▶ [TASK BRIEF] Repeat exactly the lines from the line containing "What's the underlying" to the last line of the listing, including both.

▶ [EXERCISE DATA]

>> Start

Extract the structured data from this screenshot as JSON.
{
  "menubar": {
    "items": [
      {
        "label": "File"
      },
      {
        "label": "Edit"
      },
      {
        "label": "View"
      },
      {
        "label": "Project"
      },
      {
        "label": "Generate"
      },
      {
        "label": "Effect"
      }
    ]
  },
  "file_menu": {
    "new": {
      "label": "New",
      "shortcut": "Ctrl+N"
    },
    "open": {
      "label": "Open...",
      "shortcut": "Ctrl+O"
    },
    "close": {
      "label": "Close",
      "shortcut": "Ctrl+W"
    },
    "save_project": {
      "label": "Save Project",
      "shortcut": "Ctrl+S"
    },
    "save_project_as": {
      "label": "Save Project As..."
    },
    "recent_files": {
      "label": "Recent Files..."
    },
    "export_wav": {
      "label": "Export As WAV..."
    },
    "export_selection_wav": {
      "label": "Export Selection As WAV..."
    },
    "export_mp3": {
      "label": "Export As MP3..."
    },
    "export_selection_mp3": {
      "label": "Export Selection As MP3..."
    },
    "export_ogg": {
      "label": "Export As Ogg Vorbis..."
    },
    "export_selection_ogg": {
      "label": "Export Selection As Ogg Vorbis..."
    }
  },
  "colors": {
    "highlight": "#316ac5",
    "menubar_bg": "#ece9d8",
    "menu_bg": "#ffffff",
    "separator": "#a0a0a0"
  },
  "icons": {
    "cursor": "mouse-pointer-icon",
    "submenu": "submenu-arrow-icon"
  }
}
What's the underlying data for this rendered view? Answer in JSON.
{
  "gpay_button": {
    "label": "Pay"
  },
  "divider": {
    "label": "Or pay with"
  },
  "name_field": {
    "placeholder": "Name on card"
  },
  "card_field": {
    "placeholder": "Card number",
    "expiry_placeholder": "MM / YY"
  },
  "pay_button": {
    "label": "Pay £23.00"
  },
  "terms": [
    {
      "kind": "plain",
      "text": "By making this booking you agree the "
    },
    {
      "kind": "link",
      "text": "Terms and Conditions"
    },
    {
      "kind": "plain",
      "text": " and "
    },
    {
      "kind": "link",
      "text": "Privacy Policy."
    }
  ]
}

>> End

▶ [THE RESULT]
What's the underlying data for this rendered view? Answer in JSON.
{
  "gpay_button": {
    "label": "Pay"
  },
  "divider": {
    "label": "Or pay with"
  },
  "name_field": {
    "placeholder": "Name on card"
  },
  "card_field": {
    "placeholder": "Card number",
    "expiry_placeholder": "MM / YY"
  },
  "pay_button": {
    "label": "Pay £23.00"
  },
  "terms": [
    {
      "kind": "plain",
      "text": "By making this booking you agree the "
    },
    {
      "kind": "link",
      "text": "Terms and Conditions"
    },
    {
      "kind": "plain",
      "text": " and "
    },
    {
      "kind": "link",
      "text": "Privacy Policy."
    }
  ]
}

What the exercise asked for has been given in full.